__Problem to solve__. Determine the number of lines holding the word "name"; answer with that number only.

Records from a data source
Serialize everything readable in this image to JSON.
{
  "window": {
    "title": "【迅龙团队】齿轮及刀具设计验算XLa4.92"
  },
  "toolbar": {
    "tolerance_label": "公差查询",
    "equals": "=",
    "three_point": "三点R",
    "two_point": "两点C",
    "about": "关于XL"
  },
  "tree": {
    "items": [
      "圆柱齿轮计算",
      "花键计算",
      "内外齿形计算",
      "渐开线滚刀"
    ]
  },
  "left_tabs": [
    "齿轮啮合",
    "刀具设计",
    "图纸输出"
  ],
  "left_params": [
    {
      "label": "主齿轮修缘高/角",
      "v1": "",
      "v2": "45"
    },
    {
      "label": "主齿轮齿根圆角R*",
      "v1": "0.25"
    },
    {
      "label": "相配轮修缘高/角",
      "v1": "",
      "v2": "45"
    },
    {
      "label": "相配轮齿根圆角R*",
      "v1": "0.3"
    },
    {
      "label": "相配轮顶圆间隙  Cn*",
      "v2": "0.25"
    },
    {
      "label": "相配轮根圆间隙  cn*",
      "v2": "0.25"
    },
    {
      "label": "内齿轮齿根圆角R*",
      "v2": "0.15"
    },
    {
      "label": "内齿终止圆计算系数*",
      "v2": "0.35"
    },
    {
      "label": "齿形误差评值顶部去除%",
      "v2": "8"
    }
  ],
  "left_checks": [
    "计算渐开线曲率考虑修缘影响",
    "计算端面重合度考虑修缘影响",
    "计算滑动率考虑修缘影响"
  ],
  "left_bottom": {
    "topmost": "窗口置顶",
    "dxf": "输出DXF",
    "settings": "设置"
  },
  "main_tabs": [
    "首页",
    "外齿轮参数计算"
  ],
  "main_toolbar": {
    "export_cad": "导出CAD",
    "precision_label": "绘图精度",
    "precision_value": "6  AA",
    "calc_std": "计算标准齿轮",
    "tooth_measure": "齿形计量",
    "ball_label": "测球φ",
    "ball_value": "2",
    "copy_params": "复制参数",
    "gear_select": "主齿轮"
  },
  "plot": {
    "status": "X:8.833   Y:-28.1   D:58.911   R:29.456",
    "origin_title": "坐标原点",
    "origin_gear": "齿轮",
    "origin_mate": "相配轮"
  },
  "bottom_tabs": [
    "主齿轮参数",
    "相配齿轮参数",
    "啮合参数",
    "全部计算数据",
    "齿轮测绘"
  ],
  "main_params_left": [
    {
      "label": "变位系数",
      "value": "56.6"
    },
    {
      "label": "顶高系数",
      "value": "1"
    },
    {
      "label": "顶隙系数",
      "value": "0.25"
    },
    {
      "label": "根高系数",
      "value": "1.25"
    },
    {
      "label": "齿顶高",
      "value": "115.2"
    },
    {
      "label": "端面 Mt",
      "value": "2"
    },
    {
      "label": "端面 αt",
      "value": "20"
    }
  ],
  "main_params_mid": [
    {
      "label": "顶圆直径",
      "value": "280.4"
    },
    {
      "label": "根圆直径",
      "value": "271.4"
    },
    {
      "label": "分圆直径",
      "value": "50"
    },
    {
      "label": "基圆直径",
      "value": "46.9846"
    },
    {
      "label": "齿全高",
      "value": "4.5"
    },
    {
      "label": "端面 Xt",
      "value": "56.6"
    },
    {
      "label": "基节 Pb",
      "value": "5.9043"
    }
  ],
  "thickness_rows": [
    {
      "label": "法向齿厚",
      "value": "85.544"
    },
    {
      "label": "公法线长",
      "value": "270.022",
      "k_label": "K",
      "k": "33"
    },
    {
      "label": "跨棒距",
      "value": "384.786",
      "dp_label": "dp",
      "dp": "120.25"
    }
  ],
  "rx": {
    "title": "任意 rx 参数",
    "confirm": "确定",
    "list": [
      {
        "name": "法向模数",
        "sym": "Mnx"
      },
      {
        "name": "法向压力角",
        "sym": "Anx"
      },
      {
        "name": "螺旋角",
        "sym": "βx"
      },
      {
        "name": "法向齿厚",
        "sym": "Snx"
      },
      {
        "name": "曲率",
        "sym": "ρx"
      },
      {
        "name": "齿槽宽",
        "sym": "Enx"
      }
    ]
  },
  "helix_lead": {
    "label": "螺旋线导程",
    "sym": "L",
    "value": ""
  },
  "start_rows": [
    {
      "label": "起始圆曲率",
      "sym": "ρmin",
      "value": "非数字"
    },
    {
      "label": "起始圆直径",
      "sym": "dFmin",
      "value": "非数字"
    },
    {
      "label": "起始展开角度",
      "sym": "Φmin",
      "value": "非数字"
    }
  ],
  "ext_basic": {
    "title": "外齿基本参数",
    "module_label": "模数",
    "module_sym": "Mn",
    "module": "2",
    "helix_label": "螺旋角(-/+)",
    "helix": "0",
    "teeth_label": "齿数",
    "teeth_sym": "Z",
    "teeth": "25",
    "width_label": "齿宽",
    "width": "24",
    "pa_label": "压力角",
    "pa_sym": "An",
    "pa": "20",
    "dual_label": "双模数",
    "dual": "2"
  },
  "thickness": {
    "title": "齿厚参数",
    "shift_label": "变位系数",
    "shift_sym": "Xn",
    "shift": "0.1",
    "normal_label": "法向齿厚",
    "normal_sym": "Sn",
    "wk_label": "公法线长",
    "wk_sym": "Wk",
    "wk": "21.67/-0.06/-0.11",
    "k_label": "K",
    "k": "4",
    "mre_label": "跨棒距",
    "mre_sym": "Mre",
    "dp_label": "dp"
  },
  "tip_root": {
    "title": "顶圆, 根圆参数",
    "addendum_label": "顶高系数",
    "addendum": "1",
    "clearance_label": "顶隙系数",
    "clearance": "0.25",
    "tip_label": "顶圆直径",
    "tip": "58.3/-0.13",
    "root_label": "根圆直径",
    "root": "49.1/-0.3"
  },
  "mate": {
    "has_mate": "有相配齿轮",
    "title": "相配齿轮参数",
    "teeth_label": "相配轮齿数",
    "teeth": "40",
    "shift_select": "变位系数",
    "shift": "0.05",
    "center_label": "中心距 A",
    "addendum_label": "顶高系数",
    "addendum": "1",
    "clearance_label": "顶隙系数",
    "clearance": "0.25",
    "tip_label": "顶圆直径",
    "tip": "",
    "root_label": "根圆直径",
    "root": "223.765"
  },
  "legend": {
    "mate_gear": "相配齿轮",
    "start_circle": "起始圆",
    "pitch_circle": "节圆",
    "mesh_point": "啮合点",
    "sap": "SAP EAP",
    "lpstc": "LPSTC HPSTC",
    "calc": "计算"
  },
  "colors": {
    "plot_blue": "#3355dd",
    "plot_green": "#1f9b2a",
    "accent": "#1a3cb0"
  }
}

__Response below__. 6